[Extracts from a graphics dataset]
(begin)

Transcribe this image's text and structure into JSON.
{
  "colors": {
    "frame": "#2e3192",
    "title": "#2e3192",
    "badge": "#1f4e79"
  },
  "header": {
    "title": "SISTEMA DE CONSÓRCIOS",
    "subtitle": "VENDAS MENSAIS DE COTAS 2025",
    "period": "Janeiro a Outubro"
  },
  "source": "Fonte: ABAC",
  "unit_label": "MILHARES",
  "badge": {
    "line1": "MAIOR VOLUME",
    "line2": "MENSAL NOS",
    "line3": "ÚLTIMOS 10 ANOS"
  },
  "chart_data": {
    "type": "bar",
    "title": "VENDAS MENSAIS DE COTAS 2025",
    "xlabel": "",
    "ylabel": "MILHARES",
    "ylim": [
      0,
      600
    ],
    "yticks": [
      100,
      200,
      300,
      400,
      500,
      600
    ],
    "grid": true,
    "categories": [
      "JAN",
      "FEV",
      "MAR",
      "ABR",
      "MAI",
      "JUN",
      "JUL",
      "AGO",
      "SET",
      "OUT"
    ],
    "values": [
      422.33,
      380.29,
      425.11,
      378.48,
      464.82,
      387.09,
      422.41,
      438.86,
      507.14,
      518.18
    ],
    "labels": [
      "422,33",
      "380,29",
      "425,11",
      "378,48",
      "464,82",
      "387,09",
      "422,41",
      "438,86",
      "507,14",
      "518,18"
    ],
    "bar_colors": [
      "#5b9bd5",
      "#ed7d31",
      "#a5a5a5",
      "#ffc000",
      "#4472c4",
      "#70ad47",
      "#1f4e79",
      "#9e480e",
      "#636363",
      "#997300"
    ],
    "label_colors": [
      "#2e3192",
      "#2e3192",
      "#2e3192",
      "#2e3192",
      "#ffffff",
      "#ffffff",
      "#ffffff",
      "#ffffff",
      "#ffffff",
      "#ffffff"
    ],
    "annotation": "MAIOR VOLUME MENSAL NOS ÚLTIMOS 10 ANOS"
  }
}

(end)

§ Exercise directions:
Produce an exact copy of all the records.

§ Solved exercise:
Transcribe this image's text and structure into JSON.
{
  "colors": {
    "frame": "#2e3192",
    "title": "#2e3192",
    "badge": "#1f4e79"
  },
  "header": {
    "title": "SISTEMA DE CONSÓRCIOS",
    "subtitle": "VENDAS MENSAIS DE COTAS 2025",
    "period": "Janeiro a Outubro"
  },
  "source": "Fonte: ABAC",
  "unit_label": "MILHARES",
  "badge": {
    "line1": "MAIOR VOLUME",
    "line2": "MENSAL NOS",
    "line3": "ÚLTIMOS 10 ANOS"
  },
  "chart_data": {
    "type": "bar",
    "title": "VENDAS MENSAIS DE COTAS 2025",
    "xlabel": "",
    "ylabel": "MILHARES",
    "ylim": [
      0,
      600
    ],
    "yticks": [
      100,
      200,
      300,
      400,
      500,
      600
    ],
    "grid": true,
    "categories": [
      "JAN",
      "FEV",
      "MAR",
      "ABR",
      "MAI",
      "JUN",
      "JUL",
      "AGO",
      "SET",
      "OUT"
    ],
    "values": [
      422.33,
      380.29,
      425.11,
      378.48,
      464.82,
      387.09,
      422.41,
      438.86,
      507.14,
      518.18
    ],
    "labels": [
      "422,33",
      "380,29",
      "425,11",
      "378,48",
      "464,82",
      "387,09",
      "422,41",
      "438,86",
      "507,14",
      "518,18"
    ],
    "bar_colors": [
      "#5b9bd5",
      "#ed7d31",
      "#a5a5a5",
      "#ffc000",
      "#4472c4",
      "#70ad47",
      "#1f4e79",
      "#9e480e",
      "#636363",
      "#997300"
    ],
    "label_colors": [
      "#2e3192",
      "#2e3192",
      "#2e3192",
      "#2e3192",
      "#ffffff",
      "#ffffff",
      "#ffffff",
      "#ffffff",
      "#ffffff",
      "#ffffff"
    ],
    "annotation": "MAIOR VOLUME MENSAL NOS ÚLTIMOS 10 ANOS"
  }
}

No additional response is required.